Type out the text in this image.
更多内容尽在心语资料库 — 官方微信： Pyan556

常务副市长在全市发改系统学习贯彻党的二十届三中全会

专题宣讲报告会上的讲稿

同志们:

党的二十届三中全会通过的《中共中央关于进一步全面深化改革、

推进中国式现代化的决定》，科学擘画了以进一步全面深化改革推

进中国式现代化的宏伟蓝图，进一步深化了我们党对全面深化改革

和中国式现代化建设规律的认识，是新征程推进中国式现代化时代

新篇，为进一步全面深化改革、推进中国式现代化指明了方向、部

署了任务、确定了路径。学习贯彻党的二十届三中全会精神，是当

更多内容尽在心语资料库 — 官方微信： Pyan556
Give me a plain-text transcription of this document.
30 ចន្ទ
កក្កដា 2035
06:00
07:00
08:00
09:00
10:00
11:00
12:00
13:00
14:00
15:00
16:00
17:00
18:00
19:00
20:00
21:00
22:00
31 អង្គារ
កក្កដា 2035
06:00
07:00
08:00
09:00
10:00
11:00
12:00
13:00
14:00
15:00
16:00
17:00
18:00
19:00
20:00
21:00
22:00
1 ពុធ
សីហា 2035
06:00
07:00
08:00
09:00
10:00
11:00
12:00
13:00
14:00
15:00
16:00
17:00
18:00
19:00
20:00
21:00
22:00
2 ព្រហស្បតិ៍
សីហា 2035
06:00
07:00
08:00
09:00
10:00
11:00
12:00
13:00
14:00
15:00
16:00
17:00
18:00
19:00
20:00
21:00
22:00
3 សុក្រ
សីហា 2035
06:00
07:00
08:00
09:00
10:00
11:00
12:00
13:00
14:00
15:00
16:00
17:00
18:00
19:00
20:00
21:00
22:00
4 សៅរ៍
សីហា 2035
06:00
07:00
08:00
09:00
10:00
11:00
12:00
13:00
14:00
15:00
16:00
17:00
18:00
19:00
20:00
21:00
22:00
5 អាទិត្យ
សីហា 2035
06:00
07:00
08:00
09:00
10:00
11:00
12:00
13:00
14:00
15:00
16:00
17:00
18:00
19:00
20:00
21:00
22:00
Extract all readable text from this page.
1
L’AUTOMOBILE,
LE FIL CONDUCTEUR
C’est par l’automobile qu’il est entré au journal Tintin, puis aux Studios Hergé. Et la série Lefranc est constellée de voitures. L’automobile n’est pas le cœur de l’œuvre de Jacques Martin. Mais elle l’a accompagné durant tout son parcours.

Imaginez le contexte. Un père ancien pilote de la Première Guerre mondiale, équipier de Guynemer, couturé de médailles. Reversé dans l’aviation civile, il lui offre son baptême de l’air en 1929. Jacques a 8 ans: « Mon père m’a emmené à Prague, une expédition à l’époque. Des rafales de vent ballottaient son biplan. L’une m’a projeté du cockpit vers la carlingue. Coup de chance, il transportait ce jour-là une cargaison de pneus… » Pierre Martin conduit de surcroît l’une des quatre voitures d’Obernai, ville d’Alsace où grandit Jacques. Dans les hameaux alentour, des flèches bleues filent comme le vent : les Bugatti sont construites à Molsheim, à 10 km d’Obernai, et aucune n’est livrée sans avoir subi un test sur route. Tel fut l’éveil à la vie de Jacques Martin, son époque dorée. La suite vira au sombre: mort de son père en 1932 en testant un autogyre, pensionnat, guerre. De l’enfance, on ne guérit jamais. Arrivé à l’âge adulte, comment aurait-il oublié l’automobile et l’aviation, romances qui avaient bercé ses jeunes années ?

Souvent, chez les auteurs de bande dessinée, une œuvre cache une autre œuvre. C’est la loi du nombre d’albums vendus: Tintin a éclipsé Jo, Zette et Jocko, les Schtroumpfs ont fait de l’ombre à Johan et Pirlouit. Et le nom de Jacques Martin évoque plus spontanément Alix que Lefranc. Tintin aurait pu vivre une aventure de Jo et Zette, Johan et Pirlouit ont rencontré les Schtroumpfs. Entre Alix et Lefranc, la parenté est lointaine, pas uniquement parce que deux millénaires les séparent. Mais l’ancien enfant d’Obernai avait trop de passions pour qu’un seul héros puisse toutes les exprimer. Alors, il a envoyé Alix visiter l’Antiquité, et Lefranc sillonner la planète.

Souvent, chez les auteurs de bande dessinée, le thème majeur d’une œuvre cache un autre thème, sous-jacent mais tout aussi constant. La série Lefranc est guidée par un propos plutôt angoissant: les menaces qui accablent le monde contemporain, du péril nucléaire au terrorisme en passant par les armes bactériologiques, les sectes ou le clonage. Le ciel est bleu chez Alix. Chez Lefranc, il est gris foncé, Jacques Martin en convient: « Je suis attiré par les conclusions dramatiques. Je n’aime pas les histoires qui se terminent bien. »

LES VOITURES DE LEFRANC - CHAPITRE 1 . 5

■ Description of the task ■
All of the entries must be quoted exactly; please include each one.

■ The output ■
Type out the text in this image.
更多内容尽在心语资料库 — 官方微信： Pyan556

常务副市长在全市发改系统学习贯彻党的二十届三中全会

专题宣讲报告会上的讲稿

同志们:

党的二十届三中全会通过的《中共中央关于进一步全面深化改革、

推进中国式现代化的决定》，科学擘画了以进一步全面深化改革推

进中国式现代化的宏伟蓝图，进一步深化了我们党对全面深化改革

和中国式现代化建设规律的认识，是新征程推进中国式现代化时代

新篇，为进一步全面深化改革、推进中国式现代化指明了方向、部

署了任务、确定了路径。学习贯彻党的二十届三中全会精神，是当

更多内容尽在心语资料库 — 官方微信： Pyan556
Give me a plain-text transcription of this document.
30 ចន្ទ
កក្កដា 2035
06:00
07:00
08:00
09:00
10:00
11:00
12:00
13:00
14:00
15:00
16:00
17:00
18:00
19:00
20:00
21:00
22:00
31 អង្គារ
កក្កដា 2035
06:00
07:00
08:00
09:00
10:00
11:00
12:00
13:00
14:00
15:00
16:00
17:00
18:00
19:00
20:00
21:00
22:00
1 ពុធ
សីហា 2035
06:00
07:00
08:00
09:00
10:00
11:00
12:00
13:00
14:00
15:00
16:00
17:00
18:00
19:00
20:00
21:00
22:00
2 ព្រហស្បតិ៍
សីហា 2035
06:00
07:00
08:00
09:00
10:00
11:00
12:00
13:00
14:00
15:00
16:00
17:00
18:00
19:00
20:00
21:00
22:00
3 សុក្រ
សីហា 2035
06:00
07:00
08:00
09:00
10:00
11:00
12:00
13:00
14:00
15:00
16:00
17:00
18:00
19:00
20:00
21:00
22:00
4 សៅរ៍
សីហា 2035
06:00
07:00
08:00
09:00
10:00
11:00
12:00
13:00
14:00
15:00
16:00
17:00
18:00
19:00
20:00
21:00
22:00
5 អាទិត្យ
សីហា 2035
06:00
07:00
08:00
09:00
10:00
11:00
12:00
13:00
14:00
15:00
16:00
17:00
18:00
19:00
20:00
21:00
22:00
Extract all readable text from this page.
1
L’AUTOMOBILE,
LE FIL CONDUCTEUR
C’est par l’automobile qu’il est entré au journal Tintin, puis aux Studios Hergé. Et la série Lefranc est constellée de voitures. L’automobile n’est pas le cœur de l’œuvre de Jacques Martin. Mais elle l’a accompagné durant tout son parcours.

Imaginez le contexte. Un père ancien pilote de la Première Guerre mondiale, équipier de Guynemer, couturé de médailles. Reversé dans l’aviation civile, il lui offre son baptême de l’air en 1929. Jacques a 8 ans: « Mon père m’a emmené à Prague, une expédition à l’époque. Des rafales de vent ballottaient son biplan. L’une m’a projeté du cockpit vers la carlingue. Coup de chance, il transportait ce jour-là une cargaison de pneus… » Pierre Martin conduit de surcroît l’une des quatre voitures d’Obernai, ville d’Alsace où grandit Jacques. Dans les hameaux alentour, des flèches bleues filent comme le vent : les Bugatti sont construites à Molsheim, à 10 km d’Obernai, et aucune n’est livrée sans avoir subi un test sur route. Tel fut l’éveil à la vie de Jacques Martin, son époque dorée. La suite vira au sombre: mort de son père en 1932 en testant un autogyre, pensionnat, guerre. De l’enfance, on ne guérit jamais. Arrivé à l’âge adulte, comment aurait-il oublié l’automobile et l’aviation, romances qui avaient bercé ses jeunes années ?

Souvent, chez les auteurs de bande dessinée, une œuvre cache une autre œuvre. C’est la loi du nombre d’albums vendus: Tintin a éclipsé Jo, Zette et Jocko, les Schtroumpfs ont fait de l’ombre à Johan et Pirlouit. Et le nom de Jacques Martin évoque plus spontanément Alix que Lefranc. Tintin aurait pu vivre une aventure de Jo et Zette, Johan et Pirlouit ont rencontré les Schtroumpfs. Entre Alix et Lefranc, la parenté est lointaine, pas uniquement parce que deux millénaires les séparent. Mais l’ancien enfant d’Obernai avait trop de passions pour qu’un seul héros puisse toutes les exprimer. Alors, il a envoyé Alix visiter l’Antiquité, et Lefranc sillonner la planète.

Souvent, chez les auteurs de bande dessinée, le thème majeur d’une œuvre cache un autre thème, sous-jacent mais tout aussi constant. La série Lefranc est guidée par un propos plutôt angoissant: les menaces qui accablent le monde contemporain, du péril nucléaire au terrorisme en passant par les armes bactériologiques, les sectes ou le clonage. Le ciel est bleu chez Alix. Chez Lefranc, il est gris foncé, Jacques Martin en convient: « Je suis attiré par les conclusions dramatiques. Je n’aime pas les histoires qui se terminent bien. »

LES VOITURES DE LEFRANC - CHAPITRE 1 . 5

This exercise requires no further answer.